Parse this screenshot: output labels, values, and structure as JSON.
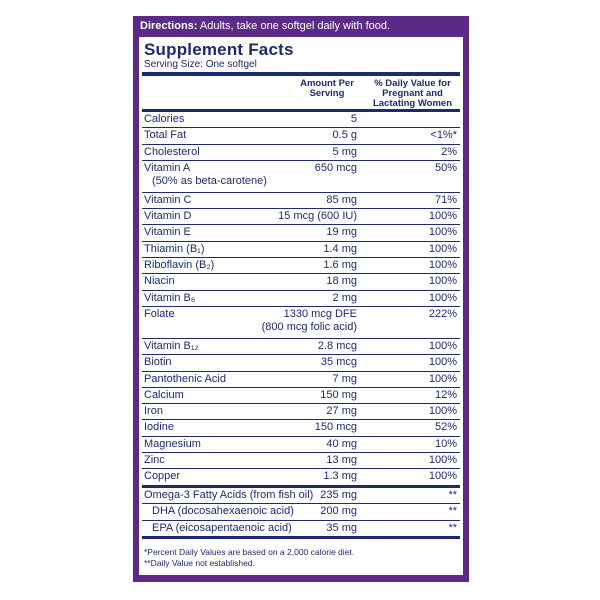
{
  "directions": {
    "label": "Directions:",
    "text": " Adults, take one softgel daily with food."
  },
  "facts": {
    "title": "Supplement Facts",
    "serving_size": "Serving Size: One softgel",
    "col_amount": [
      "Amount Per",
      "Serving"
    ],
    "col_dv": [
      "% Daily Value for",
      "Pregnant and",
      "Lactating Women"
    ]
  },
  "rows": [
    {
      "name": "Calories",
      "amount": "5",
      "dv": ""
    },
    {
      "name": "Total Fat",
      "amount": "0.5 g",
      "dv": "<1%*"
    },
    {
      "name": "Cholesterol",
      "amount": "5 mg",
      "dv": "2%"
    },
    {
      "name": "Vitamin A",
      "sub": "(50% as beta-carotene)",
      "amount": "650 mcg",
      "dv": "50%"
    },
    {
      "name": "Vitamin C",
      "amount": "85 mg",
      "dv": "71%"
    },
    {
      "name": "Vitamin D",
      "amount": "15 mcg (600 IU)",
      "dv": "100%"
    },
    {
      "name": "Vitamin E",
      "amount": "19 mg",
      "dv": "100%"
    },
    {
      "name": "Thiamin (B₁)",
      "amount": "1.4 mg",
      "dv": "100%"
    },
    {
      "name": "Riboflavin (B₂)",
      "amount": "1.6 mg",
      "dv": "100%"
    },
    {
      "name": "Niacin",
      "amount": "18 mg",
      "dv": "100%"
    },
    {
      "name": "Vitamin B₆",
      "amount": "2 mg",
      "dv": "100%"
    },
    {
      "name": "Folate",
      "amount": "1330 mcg DFE",
      "amount2": "(800 mcg folic acid)",
      "dv": "222%"
    },
    {
      "name": "Vitamin B₁₂",
      "amount": "2.8 mcg",
      "dv": "100%"
    },
    {
      "name": "Biotin",
      "amount": "35 mcg",
      "dv": "100%"
    },
    {
      "name": "Pantothenic Acid",
      "amount": "7 mg",
      "dv": "100%"
    },
    {
      "name": "Calcium",
      "amount": "150 mg",
      "dv": "12%"
    },
    {
      "name": "Iron",
      "amount": "27 mg",
      "dv": "100%"
    },
    {
      "name": "Iodine",
      "amount": "150 mcg",
      "dv": "52%"
    },
    {
      "name": "Magnesium",
      "amount": "40 mg",
      "dv": "10%"
    },
    {
      "name": "Zinc",
      "amount": "13 mg",
      "dv": "100%"
    },
    {
      "name": "Copper",
      "amount": "1.3 mg",
      "dv": "100%"
    }
  ],
  "omega": [
    {
      "name": "Omega-3 Fatty Acids (from fish oil)",
      "amount": "235 mg",
      "dv": "**"
    },
    {
      "name": "DHA (docosahexaenoic acid)",
      "amount": "200 mg",
      "dv": "**"
    },
    {
      "name": "EPA (eicosapentaenoic acid)",
      "amount": "35 mg",
      "dv": "**"
    }
  ],
  "footnotes": [
    "*Percent Daily Values are based on a 2,000 calorie diet.",
    "**Daily Value not established."
  ]
}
• • • • • • •
◆ What this task involves
Retype the data above exactly; pictures are not part of the copy.

◆ Expected answer
Parse this screenshot: output labels, values, and structure as JSON.
{
  "directions": {
    "label": "Directions:",
    "text": " Adults, take one softgel daily with food."
  },
  "facts": {
    "title": "Supplement Facts",
    "serving_size": "Serving Size: One softgel",
    "col_amount": [
      "Amount Per",
      "Serving"
    ],
    "col_dv": [
      "% Daily Value for",
      "Pregnant and",
      "Lactating Women"
    ]
  },
  "rows": [
    {
      "name": "Calories",
      "amount": "5",
      "dv": ""
    },
    {
      "name": "Total Fat",
      "amount": "0.5 g",
      "dv": "<1%*"
    },
    {
      "name": "Cholesterol",
      "amount": "5 mg",
      "dv": "2%"
    },
    {
      "name": "Vitamin A",
      "sub": "(50% as beta-carotene)",
      "amount": "650 mcg",
      "dv": "50%"
    },
    {
      "name": "Vitamin C",
      "amount": "85 mg",
      "dv": "71%"
    },
    {
      "name": "Vitamin D",
      "amount": "15 mcg (600 IU)",
      "dv": "100%"
    },
    {
      "name": "Vitamin E",
      "amount": "19 mg",
      "dv": "100%"
    },
    {
      "name": "Thiamin (B₁)",
      "amount": "1.4 mg",
      "dv": "100%"
    },
    {
      "name": "Riboflavin (B₂)",
      "amount": "1.6 mg",
      "dv": "100%"
    },
    {
      "name": "Niacin",
      "amount": "18 mg",
      "dv": "100%"
    },
    {
      "name": "Vitamin B₆",
      "amount": "2 mg",
      "dv": "100%"
    },
    {
      "name": "Folate",
      "amount": "1330 mcg DFE",
      "amount2": "(800 mcg folic acid)",
      "dv": "222%"
    },
    {
      "name": "Vitamin B₁₂",
      "amount": "2.8 mcg",
      "dv": "100%"
    },
    {
      "name": "Biotin",
      "amount": "35 mcg",
      "dv": "100%"
    },
    {
      "name": "Pantothenic Acid",
      "amount": "7 mg",
      "dv": "100%"
    },
    {
      "name": "Calcium",
      "amount": "150 mg",
      "dv": "12%"
    },
    {
      "name": "Iron",
      "amount": "27 mg",
      "dv": "100%"
    },
    {
      "name": "Iodine",
      "amount": "150 mcg",
      "dv": "52%"
    },
    {
      "name": "Magnesium",
      "amount": "40 mg",
      "dv": "10%"
    },
    {
      "name": "Zinc",
      "amount": "13 mg",
      "dv": "100%"
    },
    {
      "name": "Copper",
      "amount": "1.3 mg",
      "dv": "100%"
    }
  ],
  "omega": [
    {
      "name": "Omega-3 Fatty Acids (from fish oil)",
      "amount": "235 mg",
      "dv": "**"
    },
    {
      "name": "DHA (docosahexaenoic acid)",
      "amount": "200 mg",
      "dv": "**"
    },
    {
      "name": "EPA (eicosapentaenoic acid)",
      "amount": "35 mg",
      "dv": "**"
    }
  ],
  "footnotes": [
    "*Percent Daily Values are based on a 2,000 calorie diet.",
    "**Daily Value not established."
  ]
}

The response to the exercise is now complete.